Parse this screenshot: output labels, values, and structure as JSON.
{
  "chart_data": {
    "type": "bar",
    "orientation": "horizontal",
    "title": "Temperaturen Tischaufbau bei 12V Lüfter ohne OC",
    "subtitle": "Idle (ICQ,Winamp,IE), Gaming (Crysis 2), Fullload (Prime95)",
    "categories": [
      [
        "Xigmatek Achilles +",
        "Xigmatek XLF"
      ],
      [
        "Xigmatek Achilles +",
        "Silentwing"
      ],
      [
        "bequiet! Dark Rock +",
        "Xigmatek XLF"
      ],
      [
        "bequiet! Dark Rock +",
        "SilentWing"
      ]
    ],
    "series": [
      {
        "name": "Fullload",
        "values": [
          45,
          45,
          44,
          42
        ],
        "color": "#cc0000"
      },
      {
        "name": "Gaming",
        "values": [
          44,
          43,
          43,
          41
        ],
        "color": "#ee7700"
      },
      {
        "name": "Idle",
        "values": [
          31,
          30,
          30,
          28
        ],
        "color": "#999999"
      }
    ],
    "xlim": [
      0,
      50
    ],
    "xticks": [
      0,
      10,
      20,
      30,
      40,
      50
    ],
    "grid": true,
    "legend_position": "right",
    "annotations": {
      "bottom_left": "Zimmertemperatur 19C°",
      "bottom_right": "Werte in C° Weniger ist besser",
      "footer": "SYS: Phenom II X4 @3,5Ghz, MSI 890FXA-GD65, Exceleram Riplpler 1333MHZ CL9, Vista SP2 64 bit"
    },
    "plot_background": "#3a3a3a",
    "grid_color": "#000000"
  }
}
++++++
EXERCISE DESCRIPTION: Copy the material above, line for line.

EXPECTED OUTPUT:
Parse this screenshot: output labels, values, and structure as JSON.
{
  "chart_data": {
    "type": "bar",
    "orientation": "horizontal",
    "title": "Temperaturen Tischaufbau bei 12V Lüfter ohne OC",
    "subtitle": "Idle (ICQ,Winamp,IE), Gaming (Crysis 2), Fullload (Prime95)",
    "categories": [
      [
        "Xigmatek Achilles +",
        "Xigmatek XLF"
      ],
      [
        "Xigmatek Achilles +",
        "Silentwing"
      ],
      [
        "bequiet! Dark Rock +",
        "Xigmatek XLF"
      ],
      [
        "bequiet! Dark Rock +",
        "SilentWing"
      ]
    ],
    "series": [
      {
        "name": "Fullload",
        "values": [
          45,
          45,
          44,
          42
        ],
        "color": "#cc0000"
      },
      {
        "name": "Gaming",
        "values": [
          44,
          43,
          43,
          41
        ],
        "color": "#ee7700"
      },
      {
        "name": "Idle",
        "values": [
          31,
          30,
          30,
          28
        ],
        "color": "#999999"
      }
    ],
    "xlim": [
      0,
      50
    ],
    "xticks": [
      0,
      10,
      20,
      30,
      40,
      50
    ],
    "grid": true,
    "legend_position": "right",
    "annotations": {
      "bottom_left": "Zimmertemperatur 19C°",
      "bottom_right": "Werte in C° Weniger ist besser",
      "footer": "SYS: Phenom II X4 @3,5Ghz, MSI 890FXA-GD65, Exceleram Riplpler 1333MHZ CL9, Vista SP2 64 bit"
    },
    "plot_background": "#3a3a3a",
    "grid_color": "#000000"
  }
}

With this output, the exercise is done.